### Written instruction:
In the 2018 Budget text, rewrite the stretch from "There are important" through "upcoming APEC summit.", swapping "optimism" for "confidence".

Financing the 2018 Budget will be critical and much will depend on the portfolio shift towards lower-average cost external debt and this will be achieved by seeking highly concessional World Bank and ADB budget support funding that will be combined with a US Dollar commercial bond program. The portfolio shift will also: firstly, relieve pressure on the tight domestic security market allowing the development of the less risky, longer term domestic bond market; secondly, increase the level of credit to the private sector; and, finally facilitate the extinguishment of the foreign exchange imbalance.

There are important adjustments to the tariff regime and housekeeping tax legislation.

Overall, the 2018 Budget is a forthright step towards strengthening the resilience of the PNG economy to withstand future economic shocks. It lays the groundwork for fiscal consolidation and it will reignite the economic growth momentum and boost optimism for the future. It will provide the platform to showcase the best of PNG to the world at the upcoming APEC summit.

[Box coordinate listings]
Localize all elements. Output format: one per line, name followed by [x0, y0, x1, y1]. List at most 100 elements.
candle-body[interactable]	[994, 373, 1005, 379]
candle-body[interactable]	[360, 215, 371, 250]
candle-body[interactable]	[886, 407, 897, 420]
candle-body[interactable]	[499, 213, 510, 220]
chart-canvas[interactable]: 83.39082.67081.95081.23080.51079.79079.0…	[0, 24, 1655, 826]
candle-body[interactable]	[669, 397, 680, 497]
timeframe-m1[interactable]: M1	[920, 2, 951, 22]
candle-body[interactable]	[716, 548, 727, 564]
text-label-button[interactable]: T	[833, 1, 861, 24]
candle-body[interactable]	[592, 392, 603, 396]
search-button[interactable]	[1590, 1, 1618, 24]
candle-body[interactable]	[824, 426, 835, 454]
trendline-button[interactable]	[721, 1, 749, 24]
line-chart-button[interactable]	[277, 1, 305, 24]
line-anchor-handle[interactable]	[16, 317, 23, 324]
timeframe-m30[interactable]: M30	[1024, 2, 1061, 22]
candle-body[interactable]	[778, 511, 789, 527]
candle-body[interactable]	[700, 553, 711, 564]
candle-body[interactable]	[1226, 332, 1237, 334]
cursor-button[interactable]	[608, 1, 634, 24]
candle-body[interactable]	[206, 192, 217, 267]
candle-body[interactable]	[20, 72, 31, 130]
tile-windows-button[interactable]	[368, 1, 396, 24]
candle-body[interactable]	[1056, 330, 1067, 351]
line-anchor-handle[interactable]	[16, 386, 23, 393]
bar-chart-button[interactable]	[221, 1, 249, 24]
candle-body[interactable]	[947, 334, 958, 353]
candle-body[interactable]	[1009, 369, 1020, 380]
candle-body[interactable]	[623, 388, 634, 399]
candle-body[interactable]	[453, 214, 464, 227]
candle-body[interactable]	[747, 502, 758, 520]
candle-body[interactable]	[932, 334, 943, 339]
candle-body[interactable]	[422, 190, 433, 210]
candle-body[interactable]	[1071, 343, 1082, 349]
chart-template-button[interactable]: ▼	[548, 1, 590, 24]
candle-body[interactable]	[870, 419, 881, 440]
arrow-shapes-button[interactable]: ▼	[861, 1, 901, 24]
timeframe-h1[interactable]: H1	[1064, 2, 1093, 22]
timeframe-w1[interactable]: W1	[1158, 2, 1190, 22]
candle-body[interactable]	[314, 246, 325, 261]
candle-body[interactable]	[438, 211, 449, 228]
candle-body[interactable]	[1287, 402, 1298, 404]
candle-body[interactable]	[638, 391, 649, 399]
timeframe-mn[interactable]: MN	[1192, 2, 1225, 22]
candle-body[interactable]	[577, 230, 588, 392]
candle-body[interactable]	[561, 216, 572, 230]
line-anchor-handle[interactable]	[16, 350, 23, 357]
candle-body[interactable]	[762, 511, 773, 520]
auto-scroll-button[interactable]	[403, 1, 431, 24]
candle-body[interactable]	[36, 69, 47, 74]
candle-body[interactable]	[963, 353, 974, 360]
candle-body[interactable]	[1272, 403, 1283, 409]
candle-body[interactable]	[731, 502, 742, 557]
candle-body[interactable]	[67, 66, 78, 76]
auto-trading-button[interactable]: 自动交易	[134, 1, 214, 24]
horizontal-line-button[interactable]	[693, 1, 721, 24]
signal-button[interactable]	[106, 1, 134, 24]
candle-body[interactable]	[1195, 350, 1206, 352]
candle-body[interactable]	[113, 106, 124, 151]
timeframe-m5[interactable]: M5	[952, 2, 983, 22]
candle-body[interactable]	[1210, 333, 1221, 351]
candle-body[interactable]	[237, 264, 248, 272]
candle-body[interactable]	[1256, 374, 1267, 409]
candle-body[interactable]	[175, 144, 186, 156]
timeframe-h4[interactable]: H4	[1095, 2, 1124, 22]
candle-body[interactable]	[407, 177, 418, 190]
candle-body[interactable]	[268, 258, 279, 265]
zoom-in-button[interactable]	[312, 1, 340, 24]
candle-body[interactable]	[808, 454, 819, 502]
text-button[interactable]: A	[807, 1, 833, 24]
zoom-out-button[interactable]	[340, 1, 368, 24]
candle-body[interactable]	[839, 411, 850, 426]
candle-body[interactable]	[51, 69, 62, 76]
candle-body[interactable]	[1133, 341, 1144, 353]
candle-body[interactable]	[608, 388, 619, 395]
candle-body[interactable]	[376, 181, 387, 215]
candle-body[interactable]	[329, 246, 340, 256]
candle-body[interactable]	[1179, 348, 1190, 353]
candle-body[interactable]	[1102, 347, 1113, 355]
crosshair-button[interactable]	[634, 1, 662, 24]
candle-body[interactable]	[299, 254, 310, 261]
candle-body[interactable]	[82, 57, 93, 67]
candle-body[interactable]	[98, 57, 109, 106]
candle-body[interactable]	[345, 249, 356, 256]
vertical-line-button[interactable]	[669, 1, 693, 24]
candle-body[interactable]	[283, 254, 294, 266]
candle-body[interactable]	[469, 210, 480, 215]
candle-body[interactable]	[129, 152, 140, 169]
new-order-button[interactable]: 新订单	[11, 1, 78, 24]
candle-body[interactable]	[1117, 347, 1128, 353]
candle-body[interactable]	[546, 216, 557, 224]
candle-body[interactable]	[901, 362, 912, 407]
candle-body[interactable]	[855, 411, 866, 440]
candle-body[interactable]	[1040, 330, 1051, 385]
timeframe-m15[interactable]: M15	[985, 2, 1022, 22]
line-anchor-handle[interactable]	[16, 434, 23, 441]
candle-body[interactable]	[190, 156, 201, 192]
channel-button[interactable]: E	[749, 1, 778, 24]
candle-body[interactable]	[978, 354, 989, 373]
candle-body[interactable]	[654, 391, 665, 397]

### Output of the exercise:
There are important adjustments to the tariff regime and housekeeping tax legislation.

Overall, the 2018 Budget is a forthright step towards strengthening the resilience of the PNG economy to withstand future economic shocks. It lays the groundwork for fiscal consolidation and it will reignite the economic growth momentum and boost confidence for the future. It will provide the platform to showcase the best of PNG to the world at the upcoming APEC summit.